▶ **PROBLEM STATEMENT**
Convert each line of the rows below into a JSON list of strings, one string per line, omitting blank lines and the picture placeholders.

Spatial annotation rows
+-------+

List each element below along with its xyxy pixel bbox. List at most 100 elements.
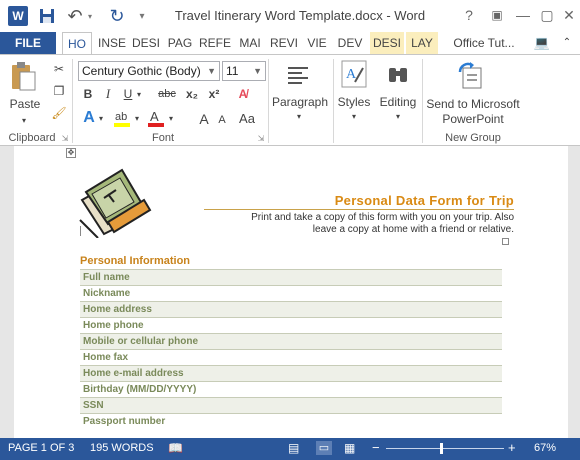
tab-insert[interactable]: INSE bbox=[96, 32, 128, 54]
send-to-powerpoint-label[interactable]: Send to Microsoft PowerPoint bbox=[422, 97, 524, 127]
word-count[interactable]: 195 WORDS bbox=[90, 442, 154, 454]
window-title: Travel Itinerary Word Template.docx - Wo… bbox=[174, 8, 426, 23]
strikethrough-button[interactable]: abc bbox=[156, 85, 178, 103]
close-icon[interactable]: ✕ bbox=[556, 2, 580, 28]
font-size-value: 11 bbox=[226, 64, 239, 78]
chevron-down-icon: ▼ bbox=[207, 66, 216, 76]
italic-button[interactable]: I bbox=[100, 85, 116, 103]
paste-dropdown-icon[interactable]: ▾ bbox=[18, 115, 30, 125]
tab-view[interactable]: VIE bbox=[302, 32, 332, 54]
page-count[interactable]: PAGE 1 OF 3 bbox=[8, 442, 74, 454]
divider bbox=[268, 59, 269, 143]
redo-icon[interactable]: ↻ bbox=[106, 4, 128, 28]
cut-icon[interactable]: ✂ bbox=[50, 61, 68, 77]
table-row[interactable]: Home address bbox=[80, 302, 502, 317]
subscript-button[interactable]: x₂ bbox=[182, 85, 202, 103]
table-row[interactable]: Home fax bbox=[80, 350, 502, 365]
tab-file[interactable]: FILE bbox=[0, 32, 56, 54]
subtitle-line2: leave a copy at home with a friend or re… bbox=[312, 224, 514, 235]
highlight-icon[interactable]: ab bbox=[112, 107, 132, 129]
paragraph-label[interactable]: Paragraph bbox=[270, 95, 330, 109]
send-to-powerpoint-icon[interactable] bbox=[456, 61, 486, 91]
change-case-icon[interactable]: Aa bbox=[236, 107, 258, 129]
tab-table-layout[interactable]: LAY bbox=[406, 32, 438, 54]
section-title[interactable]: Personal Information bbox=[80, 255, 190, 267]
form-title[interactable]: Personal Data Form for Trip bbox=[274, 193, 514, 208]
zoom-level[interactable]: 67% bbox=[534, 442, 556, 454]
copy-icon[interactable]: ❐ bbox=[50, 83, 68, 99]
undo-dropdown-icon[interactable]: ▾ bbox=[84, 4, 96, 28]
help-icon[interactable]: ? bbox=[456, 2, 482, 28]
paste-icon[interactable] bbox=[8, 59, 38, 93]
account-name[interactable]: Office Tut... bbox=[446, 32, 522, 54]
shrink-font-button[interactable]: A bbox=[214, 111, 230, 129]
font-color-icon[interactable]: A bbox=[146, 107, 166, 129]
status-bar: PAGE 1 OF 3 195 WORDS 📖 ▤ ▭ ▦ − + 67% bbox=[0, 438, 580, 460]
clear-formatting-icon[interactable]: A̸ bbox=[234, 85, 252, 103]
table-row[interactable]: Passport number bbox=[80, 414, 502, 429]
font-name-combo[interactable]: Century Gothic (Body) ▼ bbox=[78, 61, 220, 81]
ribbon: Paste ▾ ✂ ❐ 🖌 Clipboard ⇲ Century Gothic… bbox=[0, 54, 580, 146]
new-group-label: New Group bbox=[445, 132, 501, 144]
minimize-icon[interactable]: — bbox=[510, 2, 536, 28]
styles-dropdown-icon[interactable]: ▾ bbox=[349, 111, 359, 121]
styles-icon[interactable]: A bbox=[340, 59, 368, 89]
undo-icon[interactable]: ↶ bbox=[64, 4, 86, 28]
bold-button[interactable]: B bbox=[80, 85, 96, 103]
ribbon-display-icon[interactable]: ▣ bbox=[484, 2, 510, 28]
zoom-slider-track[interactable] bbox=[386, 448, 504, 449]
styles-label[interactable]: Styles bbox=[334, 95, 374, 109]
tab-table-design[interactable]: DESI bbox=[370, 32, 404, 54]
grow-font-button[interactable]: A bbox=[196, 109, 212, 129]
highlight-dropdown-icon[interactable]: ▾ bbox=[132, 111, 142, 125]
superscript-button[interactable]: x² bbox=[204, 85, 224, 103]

+-------+

▶ **TASK ANSWER**
[
  "List each element below along with its xyxy pixel bbox. List at most 100 elements.",
  "tab-insert[interactable]: INSE bbox=[96, 32, 128, 54]",
  "send-to-powerpoint-label[interactable]: Send to Microsoft PowerPoint bbox=[422, 97, 524, 127]",
  "word-count[interactable]: 195 WORDS bbox=[90, 442, 154, 454]",
  "window-title: Travel Itinerary Word Template.docx - Wo… bbox=[174, 8, 426, 23]",
  "strikethrough-button[interactable]: abc bbox=[156, 85, 178, 103]",
  "close-icon[interactable]: ✕ bbox=[556, 2, 580, 28]",
  "font-size-value: 11 bbox=[226, 64, 239, 78]",
  "chevron-down-icon: ▼ bbox=[207, 66, 216, 76]",
  "italic-button[interactable]: I bbox=[100, 85, 116, 103]",
  "paste-dropdown-icon[interactable]: ▾ bbox=[18, 115, 30, 125]",
  "tab-view[interactable]: VIE bbox=[302, 32, 332, 54]",
  "page-count[interactable]: PAGE 1 OF 3 bbox=[8, 442, 74, 454]",
  "divider bbox=[268, 59, 269, 143]",
  "redo-icon[interactable]: ↻ bbox=[106, 4, 128, 28]",
  "cut-icon[interactable]: ✂ bbox=[50, 61, 68, 77]",
  "table-row[interactable]: Home address bbox=[80, 302, 502, 317]",
  "subscript-button[interactable]: x₂ bbox=[182, 85, 202, 103]",
  "table-row[interactable]: Home fax bbox=[80, 350, 502, 365]",
  "tab-file[interactable]: FILE bbox=[0, 32, 56, 54]",
  "subtitle-line2: leave a copy at home with a friend or re… bbox=[312, 224, 514, 235]",
  "highlight-icon[interactable]: ab bbox=[112, 107, 132, 129]",
  "paragraph-label[interactable]: Paragraph bbox=[270, 95, 330, 109]",
  "send-to-powerpoint-icon[interactable] bbox=[456, 61, 486, 91]",
  "change-case-icon[interactable]: Aa bbox=[236, 107, 258, 129]",
  "tab-table-layout[interactable]: LAY bbox=[406, 32, 438, 54]",
  "section-title[interactable]: Personal Information bbox=[80, 255, 190, 267]",
  "form-title[interactable]: Personal Data Form for Trip bbox=[274, 193, 514, 208]",
  "zoom-level[interactable]: 67% bbox=[534, 442, 556, 454]",
  "copy-icon[interactable]: ❐ bbox=[50, 83, 68, 99]",
  "undo-dropdown-icon[interactable]: ▾ bbox=[84, 4, 96, 28]",
  "help-icon[interactable]: ? bbox=[456, 2, 482, 28]",
  "paste-icon[interactable] bbox=[8, 59, 38, 93]",
  "account-name[interactable]: Office Tut... bbox=[446, 32, 522, 54]",
  "shrink-font-button[interactable]: A bbox=[214, 111, 230, 129]",
  "font-color-icon[interactable]: A bbox=[146, 107, 166, 129]",
  "status-bar: PAGE 1 OF 3 195 WORDS 📖 ▤ ▭ ▦ − + 67% bbox=[0, 438, 580, 460]",
  "clear-formatting-icon[interactable]: A̸ bbox=[234, 85, 252, 103]",
  "table-row[interactable]: Passport number bbox=[80, 414, 502, 429]",
  "font-name-combo[interactable]: Century Gothic (Body) ▼ bbox=[78, 61, 220, 81]",
  "ribbon: Paste ▾ ✂ ❐ 🖌 Clipboard ⇲ Century Gothic… bbox=[0, 54, 580, 146]",
  "new-group-label: New Group bbox=[445, 132, 501, 144]",
  "minimize-icon[interactable]: — bbox=[510, 2, 536, 28]",
  "styles-dropdown-icon[interactable]: ▾ bbox=[349, 111, 359, 121]",
  "styles-icon[interactable]: A bbox=[340, 59, 368, 89]",
  "undo-icon[interactable]: ↶ bbox=[64, 4, 86, 28]",
  "bold-button[interactable]: B bbox=[80, 85, 96, 103]",
  "ribbon-display-icon[interactable]: ▣ bbox=[484, 2, 510, 28]",
  "zoom-slider-track[interactable] bbox=[386, 448, 504, 449]",
  "styles-label[interactable]: Styles bbox=[334, 95, 374, 109]",
  "tab-table-design[interactable]: DESI bbox=[370, 32, 404, 54]",
  "grow-font-button[interactable]: A bbox=[196, 109, 212, 129]",
  "highlight-dropdown-icon[interactable]: ▾ bbox=[132, 111, 142, 125]",
  "superscript-button[interactable]: x² bbox=[204, 85, 224, 103]"
]